TEXT SEGMENT
Purpose of the Study:

  • To develop and evaluate an injectable conductive polymer hydrogel for optic nerve regeneration.
  • To assess the efficacy of the poly(3,4-ethylenedioxythiophene) (PEDOT) hydrogel in restoring electrophysiological function after optic nerve injury.
  • To investigate the neuroprotective effects of the PEDOT hydrogel on retinal ganglion cells.

Main Methods:

  • Synthesis of an injectable conductive polymer hydrogel based on poly(3,4-ethylenedioxythiophene) (PEDOT).
  • Direct injection of the PEDOT hydrogel at the site of optic nerve crush injury in animal models.
  • Assessment of electrophysiological recovery using flash visual evoked potentials (FVEP) and electroretinography (ERG).
  • Evaluation of visual function using visual cliff testing.
  • Quantification of retinal ganglion cell apoptosis and survival rates.

Main Results:

  • The injectable PEDOT hydrogel spontaneously gelled in situ at the injury site.
  • Significant restoration of electrophysiological function was observed, with a two to fourfold increase in FVEP amplitude.
  • ERG a-wave and b-wave amplitudes in treated animals were comparable to controls.
  • Visual cliff testing demonstrated enhanced visual functionality post-treatment.

WORK ORDER 1
Condense the section of the study summary that begins "Main Methods:" into a shorter passage. Keep its main facts.
WORK ORDER 2
Reproduce everything in the study summary from "Purpose of the" down to "visual cliff testing.", substituting "gel" for "hydrogel".

ENTRIES SUPPLIED
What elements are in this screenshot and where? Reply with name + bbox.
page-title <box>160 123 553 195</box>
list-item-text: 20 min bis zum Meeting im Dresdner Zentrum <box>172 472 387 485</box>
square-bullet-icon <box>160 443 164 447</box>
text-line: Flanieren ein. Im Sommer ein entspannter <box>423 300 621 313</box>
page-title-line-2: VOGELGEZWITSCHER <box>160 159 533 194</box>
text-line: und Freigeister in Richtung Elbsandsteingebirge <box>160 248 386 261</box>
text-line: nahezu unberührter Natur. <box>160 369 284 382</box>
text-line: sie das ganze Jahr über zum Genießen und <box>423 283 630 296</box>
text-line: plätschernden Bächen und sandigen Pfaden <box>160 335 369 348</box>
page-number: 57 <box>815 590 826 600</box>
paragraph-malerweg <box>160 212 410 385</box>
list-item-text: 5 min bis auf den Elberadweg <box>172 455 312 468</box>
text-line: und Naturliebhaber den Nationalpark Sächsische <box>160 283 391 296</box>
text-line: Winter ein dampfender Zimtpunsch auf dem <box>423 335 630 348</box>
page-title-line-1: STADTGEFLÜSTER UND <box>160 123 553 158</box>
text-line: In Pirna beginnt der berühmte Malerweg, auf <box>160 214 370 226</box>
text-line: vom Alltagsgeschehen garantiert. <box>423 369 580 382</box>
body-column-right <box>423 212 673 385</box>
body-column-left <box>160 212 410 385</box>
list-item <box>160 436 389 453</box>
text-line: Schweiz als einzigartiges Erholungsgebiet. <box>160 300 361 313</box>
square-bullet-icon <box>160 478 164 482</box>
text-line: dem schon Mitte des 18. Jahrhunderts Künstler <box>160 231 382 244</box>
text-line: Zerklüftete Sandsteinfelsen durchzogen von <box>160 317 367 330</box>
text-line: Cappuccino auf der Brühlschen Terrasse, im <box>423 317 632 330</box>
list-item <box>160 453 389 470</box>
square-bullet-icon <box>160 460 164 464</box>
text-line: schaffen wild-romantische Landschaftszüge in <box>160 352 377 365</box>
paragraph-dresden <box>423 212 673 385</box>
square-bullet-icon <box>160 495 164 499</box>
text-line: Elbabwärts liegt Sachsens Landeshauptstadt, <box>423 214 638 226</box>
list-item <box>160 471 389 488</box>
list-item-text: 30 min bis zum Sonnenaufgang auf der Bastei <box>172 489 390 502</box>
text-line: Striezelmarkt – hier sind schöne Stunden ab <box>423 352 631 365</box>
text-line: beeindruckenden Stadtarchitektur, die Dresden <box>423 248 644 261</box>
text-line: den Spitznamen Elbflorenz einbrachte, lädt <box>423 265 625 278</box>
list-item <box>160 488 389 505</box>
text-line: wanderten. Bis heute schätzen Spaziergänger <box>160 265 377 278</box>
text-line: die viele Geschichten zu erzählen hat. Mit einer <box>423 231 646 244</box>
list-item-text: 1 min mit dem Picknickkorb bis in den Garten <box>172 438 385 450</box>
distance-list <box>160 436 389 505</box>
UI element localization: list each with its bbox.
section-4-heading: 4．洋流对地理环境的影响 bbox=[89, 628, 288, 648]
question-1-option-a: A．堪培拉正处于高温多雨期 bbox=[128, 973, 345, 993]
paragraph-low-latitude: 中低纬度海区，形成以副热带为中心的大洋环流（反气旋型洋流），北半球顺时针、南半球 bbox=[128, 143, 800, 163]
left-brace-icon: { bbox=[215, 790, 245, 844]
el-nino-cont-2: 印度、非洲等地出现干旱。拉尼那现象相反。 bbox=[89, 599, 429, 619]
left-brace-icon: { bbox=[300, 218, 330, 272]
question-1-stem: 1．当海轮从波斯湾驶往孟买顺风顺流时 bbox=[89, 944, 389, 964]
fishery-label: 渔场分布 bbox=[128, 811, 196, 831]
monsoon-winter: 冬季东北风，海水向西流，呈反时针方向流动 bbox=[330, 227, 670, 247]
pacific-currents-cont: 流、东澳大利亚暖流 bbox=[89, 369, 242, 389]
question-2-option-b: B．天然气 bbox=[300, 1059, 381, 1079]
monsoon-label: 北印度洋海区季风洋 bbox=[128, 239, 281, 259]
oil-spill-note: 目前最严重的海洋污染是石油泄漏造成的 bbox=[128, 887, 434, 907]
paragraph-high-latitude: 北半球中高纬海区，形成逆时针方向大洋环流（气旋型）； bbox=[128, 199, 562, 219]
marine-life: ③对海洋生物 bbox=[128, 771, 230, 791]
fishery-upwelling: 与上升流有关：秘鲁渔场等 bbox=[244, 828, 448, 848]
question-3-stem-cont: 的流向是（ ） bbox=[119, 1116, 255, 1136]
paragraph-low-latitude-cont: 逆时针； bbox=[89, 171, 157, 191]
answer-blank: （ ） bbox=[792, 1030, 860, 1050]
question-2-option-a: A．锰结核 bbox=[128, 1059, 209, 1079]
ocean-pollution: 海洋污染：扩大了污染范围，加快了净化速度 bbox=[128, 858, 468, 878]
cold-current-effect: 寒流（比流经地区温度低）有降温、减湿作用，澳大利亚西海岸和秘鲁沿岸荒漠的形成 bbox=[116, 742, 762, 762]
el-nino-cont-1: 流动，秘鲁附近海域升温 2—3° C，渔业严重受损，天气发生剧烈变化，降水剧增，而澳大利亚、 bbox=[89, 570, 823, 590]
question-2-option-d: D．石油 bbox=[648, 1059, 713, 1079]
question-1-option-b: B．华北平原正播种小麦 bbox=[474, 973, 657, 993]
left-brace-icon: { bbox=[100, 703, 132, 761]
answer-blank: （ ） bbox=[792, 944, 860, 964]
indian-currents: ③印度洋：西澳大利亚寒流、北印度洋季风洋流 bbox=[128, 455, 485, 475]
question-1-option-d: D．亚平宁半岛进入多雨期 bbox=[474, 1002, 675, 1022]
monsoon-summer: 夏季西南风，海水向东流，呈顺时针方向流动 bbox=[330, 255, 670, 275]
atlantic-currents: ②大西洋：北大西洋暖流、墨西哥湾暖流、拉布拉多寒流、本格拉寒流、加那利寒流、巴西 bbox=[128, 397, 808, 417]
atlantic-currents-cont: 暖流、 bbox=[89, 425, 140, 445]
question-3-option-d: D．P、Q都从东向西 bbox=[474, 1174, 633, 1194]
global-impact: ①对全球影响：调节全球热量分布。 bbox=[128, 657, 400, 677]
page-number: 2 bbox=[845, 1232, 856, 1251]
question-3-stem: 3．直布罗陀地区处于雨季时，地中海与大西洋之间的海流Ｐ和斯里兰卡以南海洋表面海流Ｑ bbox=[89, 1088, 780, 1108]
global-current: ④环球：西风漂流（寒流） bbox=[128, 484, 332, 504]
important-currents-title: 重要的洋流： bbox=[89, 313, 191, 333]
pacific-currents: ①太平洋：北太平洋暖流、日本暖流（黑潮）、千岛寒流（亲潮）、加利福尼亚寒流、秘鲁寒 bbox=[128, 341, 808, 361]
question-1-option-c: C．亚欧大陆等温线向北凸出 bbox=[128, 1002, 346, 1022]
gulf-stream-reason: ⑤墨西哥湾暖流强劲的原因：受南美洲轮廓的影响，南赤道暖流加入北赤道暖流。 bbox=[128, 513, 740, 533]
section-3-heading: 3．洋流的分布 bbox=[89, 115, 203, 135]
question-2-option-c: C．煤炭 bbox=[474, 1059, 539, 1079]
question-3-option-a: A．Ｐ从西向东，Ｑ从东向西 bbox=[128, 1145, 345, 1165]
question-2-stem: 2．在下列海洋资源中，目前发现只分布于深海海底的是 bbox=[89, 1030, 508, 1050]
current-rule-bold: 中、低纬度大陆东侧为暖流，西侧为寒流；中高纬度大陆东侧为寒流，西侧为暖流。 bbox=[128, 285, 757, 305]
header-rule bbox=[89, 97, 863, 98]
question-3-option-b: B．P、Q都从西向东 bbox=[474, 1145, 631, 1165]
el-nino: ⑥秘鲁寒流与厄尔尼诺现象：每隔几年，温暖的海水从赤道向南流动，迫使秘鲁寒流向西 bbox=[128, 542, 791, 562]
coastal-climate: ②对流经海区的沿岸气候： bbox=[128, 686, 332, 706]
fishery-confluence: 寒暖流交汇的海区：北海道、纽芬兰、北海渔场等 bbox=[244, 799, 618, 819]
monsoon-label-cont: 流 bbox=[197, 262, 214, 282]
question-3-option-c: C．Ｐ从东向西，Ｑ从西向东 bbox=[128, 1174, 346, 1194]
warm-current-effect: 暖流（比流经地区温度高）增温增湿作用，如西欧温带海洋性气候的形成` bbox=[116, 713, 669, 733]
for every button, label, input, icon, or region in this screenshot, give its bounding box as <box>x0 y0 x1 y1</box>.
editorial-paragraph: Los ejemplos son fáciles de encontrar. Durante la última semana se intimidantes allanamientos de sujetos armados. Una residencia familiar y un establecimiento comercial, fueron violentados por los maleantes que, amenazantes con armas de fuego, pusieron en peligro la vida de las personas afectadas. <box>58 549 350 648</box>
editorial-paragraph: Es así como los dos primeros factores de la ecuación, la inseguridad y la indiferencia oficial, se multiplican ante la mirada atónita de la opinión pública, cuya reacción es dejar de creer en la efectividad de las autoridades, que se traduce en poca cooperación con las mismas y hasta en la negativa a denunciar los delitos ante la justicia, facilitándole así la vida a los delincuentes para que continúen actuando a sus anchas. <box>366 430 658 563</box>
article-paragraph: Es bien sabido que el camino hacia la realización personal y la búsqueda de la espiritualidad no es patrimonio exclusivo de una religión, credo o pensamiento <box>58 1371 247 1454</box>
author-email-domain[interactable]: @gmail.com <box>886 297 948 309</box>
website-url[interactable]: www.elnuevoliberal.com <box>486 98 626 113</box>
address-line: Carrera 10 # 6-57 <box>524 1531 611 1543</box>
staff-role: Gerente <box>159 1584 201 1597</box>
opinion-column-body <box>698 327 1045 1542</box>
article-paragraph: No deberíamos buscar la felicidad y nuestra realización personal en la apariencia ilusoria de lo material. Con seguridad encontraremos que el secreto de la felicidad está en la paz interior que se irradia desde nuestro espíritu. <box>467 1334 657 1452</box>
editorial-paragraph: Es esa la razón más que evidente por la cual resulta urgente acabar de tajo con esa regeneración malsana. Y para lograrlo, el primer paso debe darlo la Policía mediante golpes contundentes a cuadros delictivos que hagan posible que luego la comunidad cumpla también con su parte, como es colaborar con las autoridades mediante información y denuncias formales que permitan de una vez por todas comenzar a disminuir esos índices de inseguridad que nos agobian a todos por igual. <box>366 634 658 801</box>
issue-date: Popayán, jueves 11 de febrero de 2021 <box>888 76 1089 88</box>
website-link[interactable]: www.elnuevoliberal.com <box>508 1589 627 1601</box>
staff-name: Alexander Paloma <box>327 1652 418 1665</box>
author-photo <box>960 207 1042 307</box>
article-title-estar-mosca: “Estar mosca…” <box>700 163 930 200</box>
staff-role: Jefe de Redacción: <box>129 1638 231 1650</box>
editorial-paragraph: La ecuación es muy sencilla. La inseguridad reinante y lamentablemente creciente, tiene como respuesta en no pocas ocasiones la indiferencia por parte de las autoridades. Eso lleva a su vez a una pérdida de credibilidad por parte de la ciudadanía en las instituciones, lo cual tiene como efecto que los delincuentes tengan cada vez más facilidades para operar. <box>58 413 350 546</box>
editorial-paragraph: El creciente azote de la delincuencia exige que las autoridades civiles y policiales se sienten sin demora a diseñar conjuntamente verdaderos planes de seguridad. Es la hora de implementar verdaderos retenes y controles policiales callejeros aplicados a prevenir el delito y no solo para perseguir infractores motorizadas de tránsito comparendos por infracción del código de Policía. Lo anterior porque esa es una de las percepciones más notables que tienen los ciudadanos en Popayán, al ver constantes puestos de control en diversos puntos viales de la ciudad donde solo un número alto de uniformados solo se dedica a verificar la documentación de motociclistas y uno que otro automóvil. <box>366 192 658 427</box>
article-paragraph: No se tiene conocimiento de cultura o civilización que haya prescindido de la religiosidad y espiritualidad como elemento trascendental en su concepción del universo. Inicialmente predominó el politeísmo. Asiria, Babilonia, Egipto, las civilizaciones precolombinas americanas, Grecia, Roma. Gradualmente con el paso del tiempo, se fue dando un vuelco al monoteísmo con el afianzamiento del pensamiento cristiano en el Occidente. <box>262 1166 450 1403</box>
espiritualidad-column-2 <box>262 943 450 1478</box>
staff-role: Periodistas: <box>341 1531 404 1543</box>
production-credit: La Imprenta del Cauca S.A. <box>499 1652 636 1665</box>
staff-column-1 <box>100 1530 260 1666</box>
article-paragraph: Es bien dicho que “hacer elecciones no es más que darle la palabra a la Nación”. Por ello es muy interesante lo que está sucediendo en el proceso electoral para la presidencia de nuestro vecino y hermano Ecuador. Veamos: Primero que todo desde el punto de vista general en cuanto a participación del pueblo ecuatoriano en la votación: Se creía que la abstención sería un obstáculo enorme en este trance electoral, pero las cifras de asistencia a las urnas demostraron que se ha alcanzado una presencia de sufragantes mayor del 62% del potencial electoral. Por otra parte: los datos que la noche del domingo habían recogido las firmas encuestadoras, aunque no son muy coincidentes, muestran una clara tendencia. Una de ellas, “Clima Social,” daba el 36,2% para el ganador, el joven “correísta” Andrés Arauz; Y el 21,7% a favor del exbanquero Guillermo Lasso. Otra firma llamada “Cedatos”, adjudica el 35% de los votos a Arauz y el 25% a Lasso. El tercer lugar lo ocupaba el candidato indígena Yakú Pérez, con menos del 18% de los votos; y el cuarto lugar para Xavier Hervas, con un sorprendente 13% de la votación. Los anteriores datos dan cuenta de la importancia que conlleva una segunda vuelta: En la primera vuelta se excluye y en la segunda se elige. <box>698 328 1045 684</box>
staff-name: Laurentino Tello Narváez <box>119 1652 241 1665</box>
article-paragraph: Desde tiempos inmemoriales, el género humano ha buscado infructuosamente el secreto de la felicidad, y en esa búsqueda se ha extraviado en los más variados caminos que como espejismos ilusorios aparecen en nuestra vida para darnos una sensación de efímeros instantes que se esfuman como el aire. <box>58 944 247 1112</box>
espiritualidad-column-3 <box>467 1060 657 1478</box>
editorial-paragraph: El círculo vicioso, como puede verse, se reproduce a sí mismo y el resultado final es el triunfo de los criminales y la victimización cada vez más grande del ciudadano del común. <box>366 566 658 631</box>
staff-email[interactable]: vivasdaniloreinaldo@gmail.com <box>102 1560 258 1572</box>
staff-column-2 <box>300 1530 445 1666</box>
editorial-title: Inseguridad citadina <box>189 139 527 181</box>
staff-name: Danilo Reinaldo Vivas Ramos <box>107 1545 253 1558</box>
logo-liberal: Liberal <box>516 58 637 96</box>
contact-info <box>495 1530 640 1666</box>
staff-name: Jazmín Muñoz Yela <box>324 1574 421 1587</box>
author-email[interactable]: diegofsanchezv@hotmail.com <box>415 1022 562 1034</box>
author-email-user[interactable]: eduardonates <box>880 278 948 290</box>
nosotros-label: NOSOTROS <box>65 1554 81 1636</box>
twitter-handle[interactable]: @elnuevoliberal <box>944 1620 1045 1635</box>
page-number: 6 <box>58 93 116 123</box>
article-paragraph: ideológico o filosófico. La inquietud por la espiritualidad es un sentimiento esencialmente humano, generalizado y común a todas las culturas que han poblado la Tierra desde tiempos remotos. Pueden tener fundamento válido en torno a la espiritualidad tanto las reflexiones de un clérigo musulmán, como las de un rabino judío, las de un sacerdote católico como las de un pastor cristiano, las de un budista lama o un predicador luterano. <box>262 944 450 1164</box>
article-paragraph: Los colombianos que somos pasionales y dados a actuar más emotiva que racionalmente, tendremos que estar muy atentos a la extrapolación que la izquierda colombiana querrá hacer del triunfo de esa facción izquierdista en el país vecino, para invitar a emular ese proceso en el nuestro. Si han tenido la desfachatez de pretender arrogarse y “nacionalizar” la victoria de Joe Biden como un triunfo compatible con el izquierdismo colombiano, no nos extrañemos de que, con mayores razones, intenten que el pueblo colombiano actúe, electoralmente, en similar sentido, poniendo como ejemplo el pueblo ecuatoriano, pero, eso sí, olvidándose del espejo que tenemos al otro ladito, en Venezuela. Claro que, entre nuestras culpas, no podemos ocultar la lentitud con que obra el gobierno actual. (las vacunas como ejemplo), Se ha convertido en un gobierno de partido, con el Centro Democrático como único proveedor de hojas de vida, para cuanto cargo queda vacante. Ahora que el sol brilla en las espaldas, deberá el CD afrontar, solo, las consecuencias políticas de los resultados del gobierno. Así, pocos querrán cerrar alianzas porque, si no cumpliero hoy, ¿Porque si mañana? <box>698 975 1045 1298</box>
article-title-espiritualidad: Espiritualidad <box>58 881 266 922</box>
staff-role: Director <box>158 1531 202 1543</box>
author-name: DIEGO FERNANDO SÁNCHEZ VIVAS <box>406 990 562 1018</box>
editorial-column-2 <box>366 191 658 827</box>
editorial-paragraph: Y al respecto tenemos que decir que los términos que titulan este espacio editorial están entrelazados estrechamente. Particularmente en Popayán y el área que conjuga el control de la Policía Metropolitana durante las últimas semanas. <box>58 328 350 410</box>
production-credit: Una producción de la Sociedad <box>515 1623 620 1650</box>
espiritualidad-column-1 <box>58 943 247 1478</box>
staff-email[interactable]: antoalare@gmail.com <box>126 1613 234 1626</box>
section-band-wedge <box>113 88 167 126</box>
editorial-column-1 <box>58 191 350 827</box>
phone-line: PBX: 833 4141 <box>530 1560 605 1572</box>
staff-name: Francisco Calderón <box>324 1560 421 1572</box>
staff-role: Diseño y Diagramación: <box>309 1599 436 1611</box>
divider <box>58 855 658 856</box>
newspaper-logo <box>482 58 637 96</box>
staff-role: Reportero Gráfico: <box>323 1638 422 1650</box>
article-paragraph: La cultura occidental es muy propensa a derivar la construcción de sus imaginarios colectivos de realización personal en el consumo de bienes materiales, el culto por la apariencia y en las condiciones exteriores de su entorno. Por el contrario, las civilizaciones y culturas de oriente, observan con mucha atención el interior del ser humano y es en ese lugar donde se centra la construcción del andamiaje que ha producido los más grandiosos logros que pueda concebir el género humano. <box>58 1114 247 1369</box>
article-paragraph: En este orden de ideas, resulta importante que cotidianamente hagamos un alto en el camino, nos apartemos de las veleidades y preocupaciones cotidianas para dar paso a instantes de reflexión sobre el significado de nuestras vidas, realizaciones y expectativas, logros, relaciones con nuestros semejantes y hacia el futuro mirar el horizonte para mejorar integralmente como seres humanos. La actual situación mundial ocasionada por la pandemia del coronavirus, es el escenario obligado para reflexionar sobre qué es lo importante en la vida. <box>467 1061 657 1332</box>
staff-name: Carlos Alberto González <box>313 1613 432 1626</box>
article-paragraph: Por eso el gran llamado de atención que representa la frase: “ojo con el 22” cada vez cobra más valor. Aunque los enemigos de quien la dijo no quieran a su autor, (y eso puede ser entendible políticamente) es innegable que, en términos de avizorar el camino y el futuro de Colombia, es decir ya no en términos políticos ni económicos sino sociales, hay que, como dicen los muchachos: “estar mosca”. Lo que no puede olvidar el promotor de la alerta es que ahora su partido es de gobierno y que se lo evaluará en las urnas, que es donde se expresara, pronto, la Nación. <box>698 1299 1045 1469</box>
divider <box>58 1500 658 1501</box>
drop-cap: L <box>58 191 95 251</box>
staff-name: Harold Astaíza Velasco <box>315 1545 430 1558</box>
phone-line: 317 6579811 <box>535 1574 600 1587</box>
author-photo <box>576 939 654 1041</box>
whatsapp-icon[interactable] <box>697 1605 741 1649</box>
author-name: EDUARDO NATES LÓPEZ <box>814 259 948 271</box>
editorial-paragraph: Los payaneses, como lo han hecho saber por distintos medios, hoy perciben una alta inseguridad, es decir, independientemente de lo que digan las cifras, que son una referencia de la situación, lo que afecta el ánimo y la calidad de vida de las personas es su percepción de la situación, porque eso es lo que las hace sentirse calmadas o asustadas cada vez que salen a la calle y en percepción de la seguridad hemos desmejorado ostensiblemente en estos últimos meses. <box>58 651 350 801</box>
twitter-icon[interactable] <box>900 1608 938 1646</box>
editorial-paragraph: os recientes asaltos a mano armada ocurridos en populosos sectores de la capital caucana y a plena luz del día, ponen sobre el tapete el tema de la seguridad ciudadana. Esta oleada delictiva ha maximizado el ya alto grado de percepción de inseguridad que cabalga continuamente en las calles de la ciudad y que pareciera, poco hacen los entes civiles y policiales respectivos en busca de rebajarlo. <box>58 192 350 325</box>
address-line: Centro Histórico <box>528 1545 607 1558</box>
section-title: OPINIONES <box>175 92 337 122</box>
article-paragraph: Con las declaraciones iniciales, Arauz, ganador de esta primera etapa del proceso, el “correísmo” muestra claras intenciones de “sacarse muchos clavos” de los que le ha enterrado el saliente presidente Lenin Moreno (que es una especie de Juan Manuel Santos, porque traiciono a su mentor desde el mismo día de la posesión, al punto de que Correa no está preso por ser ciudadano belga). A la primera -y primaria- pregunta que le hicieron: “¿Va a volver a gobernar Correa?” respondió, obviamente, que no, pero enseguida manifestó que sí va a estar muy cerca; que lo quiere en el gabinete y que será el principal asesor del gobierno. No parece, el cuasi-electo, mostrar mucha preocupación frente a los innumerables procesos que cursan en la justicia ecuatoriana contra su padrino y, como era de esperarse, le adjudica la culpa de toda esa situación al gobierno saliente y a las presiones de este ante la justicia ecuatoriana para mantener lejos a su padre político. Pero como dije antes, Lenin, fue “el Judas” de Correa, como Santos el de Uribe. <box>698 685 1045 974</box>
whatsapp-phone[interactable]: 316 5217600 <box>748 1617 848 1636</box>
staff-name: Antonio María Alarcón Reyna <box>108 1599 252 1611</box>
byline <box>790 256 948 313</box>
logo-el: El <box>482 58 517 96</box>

WRITTEN ANSWER 1
An injectable conductive polymer hydrogel based on PEDOT was synthesized and injected directly at the site of optic nerve crush injury in animal models. FVEP and ERG measured electrophysiological recovery, and visual cliff testing evaluated visual function. Retinal ganglion cell apoptosis and survival rates were quantified.

WRITTEN ANSWER 2
Purpose of the Study:

  • To develop and evaluate an injectable conductive polymer gel for optic nerve regeneration.
  • To assess the efficacy of the poly(3,4-ethylenedioxythiophene) (PEDOT) gel in restoring electrophysiological function after optic nerve injury.
  • To investigate the neuroprotective effects of the PEDOT gel on retinal ganglion cells.

Main Methods:

  • Synthesis of an injectable conductive polymer gel based on poly(3,4-ethylenedioxythiophene) (PEDOT).
  • Direct injection of the PEDOT gel at the site of optic nerve crush injury in animal models.
  • Assessment of electrophysiological recovery using flash visual evoked potentials (FVEP) and electroretinography (ERG).
  • Evaluation of visual function using visual cliff testing.